-- Records for this exercise --
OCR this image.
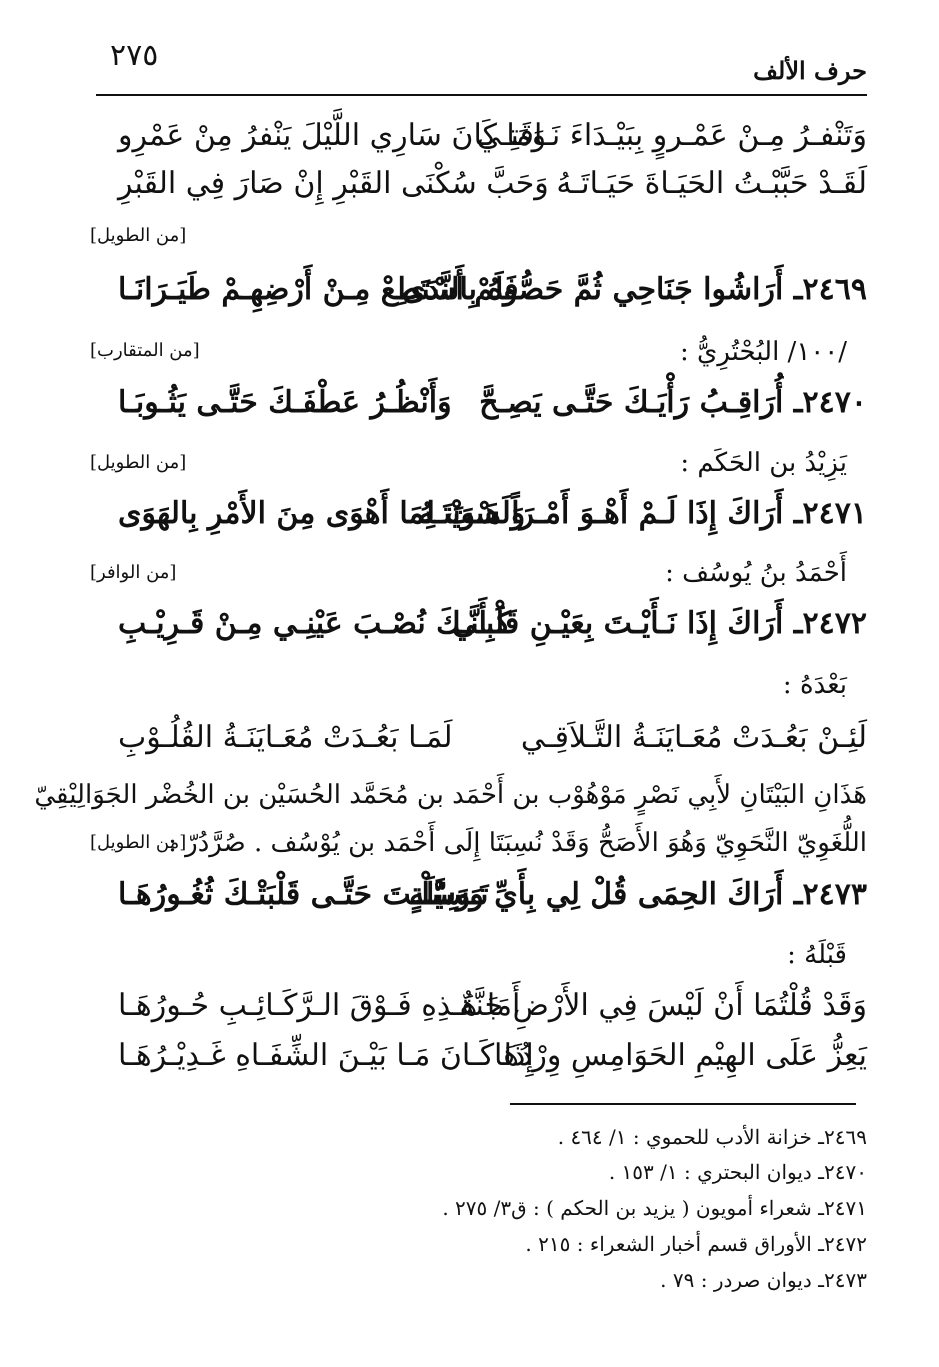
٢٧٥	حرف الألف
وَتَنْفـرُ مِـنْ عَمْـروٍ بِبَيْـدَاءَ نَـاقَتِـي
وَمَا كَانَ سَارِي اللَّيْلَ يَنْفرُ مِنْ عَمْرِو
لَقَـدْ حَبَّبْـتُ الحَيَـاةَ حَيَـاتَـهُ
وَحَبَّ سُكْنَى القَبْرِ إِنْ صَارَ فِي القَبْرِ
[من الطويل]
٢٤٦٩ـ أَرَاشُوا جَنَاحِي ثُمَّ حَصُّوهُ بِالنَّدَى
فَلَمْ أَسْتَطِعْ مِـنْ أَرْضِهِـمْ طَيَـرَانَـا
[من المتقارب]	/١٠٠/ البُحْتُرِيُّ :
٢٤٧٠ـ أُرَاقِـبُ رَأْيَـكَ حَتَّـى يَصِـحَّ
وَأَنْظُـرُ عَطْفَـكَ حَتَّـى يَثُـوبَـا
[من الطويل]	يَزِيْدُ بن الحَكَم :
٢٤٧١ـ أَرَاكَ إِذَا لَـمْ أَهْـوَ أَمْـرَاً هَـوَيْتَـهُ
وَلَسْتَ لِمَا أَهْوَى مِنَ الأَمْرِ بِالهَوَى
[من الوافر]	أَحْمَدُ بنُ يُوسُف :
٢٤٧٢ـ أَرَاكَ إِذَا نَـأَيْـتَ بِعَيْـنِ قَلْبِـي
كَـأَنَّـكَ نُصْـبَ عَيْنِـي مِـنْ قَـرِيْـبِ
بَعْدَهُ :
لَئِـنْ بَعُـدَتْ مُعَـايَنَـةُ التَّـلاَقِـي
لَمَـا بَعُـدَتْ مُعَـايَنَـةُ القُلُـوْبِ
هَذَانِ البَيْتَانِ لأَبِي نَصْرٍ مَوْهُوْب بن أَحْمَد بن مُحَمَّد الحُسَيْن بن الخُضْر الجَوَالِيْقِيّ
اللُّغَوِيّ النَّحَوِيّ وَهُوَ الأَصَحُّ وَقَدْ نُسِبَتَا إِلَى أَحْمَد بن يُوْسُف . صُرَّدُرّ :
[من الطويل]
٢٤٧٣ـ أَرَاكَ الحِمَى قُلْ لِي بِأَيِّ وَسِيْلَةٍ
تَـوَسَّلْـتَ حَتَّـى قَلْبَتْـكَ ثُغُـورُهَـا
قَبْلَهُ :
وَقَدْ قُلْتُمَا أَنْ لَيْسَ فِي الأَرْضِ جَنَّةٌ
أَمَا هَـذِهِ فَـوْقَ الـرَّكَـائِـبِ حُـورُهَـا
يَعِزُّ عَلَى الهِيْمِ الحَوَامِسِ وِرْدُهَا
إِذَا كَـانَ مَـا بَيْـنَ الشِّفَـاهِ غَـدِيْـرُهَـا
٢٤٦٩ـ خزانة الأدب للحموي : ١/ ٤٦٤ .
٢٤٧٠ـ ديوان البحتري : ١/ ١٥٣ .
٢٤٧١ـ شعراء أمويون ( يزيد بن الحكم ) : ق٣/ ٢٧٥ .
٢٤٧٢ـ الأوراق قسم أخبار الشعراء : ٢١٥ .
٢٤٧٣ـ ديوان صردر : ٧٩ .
==
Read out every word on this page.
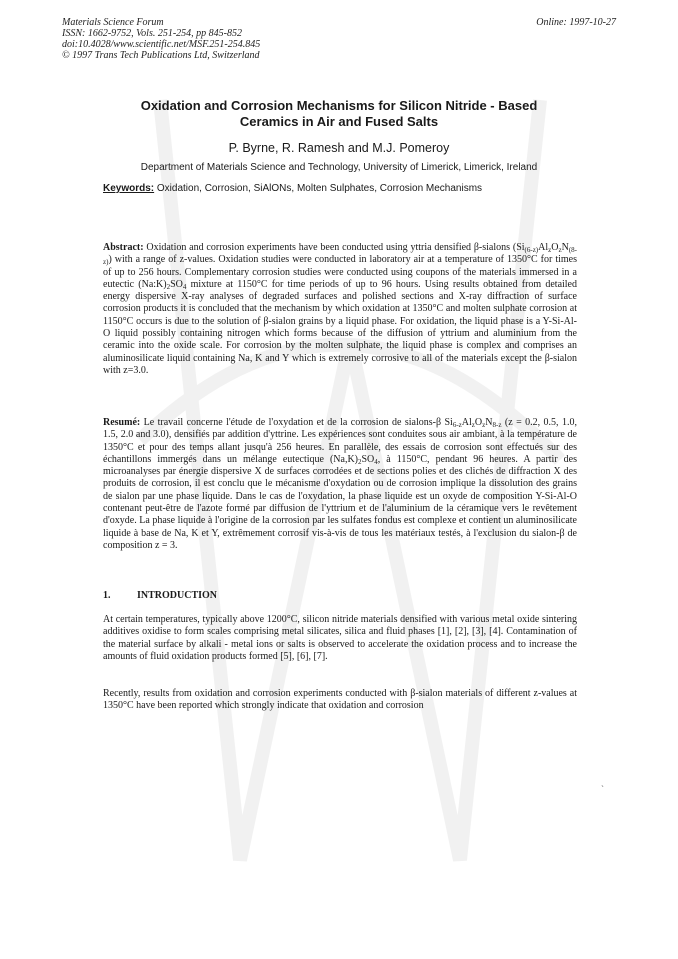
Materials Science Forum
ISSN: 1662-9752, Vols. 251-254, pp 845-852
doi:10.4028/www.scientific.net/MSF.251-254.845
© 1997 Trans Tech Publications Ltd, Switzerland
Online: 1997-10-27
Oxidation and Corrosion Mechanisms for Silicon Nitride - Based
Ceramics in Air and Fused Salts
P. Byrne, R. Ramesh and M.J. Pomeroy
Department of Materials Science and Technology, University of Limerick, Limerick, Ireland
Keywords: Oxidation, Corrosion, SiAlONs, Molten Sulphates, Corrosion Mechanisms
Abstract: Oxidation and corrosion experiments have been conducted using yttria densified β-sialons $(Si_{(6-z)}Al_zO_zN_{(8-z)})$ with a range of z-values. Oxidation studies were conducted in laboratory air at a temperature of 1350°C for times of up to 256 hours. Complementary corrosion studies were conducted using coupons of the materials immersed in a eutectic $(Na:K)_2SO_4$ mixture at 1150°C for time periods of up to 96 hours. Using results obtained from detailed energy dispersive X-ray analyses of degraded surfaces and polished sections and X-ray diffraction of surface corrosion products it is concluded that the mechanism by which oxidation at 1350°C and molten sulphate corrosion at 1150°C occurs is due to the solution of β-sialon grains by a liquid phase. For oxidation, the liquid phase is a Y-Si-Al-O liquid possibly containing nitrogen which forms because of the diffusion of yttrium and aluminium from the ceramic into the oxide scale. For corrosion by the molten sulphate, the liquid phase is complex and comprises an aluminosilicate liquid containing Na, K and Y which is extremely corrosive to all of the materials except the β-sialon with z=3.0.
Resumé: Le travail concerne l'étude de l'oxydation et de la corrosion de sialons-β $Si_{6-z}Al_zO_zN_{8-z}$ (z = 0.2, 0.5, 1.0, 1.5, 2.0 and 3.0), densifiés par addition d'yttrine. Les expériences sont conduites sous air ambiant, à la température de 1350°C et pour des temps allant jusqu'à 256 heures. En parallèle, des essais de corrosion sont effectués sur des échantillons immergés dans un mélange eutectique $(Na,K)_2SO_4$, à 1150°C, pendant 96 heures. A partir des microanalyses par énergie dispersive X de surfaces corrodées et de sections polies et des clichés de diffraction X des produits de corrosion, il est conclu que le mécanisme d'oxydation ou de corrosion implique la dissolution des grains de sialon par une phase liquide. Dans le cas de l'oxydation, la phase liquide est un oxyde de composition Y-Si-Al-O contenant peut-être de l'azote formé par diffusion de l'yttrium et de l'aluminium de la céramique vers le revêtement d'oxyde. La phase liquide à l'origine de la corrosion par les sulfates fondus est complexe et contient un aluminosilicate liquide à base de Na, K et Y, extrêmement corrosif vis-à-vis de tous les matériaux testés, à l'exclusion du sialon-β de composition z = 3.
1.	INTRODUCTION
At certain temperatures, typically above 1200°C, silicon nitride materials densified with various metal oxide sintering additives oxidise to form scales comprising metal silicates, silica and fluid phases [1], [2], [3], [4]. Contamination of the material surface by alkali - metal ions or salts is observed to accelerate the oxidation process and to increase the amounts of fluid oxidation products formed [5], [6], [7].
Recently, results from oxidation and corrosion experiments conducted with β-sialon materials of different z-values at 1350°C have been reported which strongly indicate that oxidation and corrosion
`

-- Your objective --
Out of the records, collect only those lines that contain the string "ديوان".

-- Expected answer --
٢٤٧٠ـ ديوان البحتري : ١/ ١٥٣ .
٢٤٧٣ـ ديوان صردر : ٧٩ .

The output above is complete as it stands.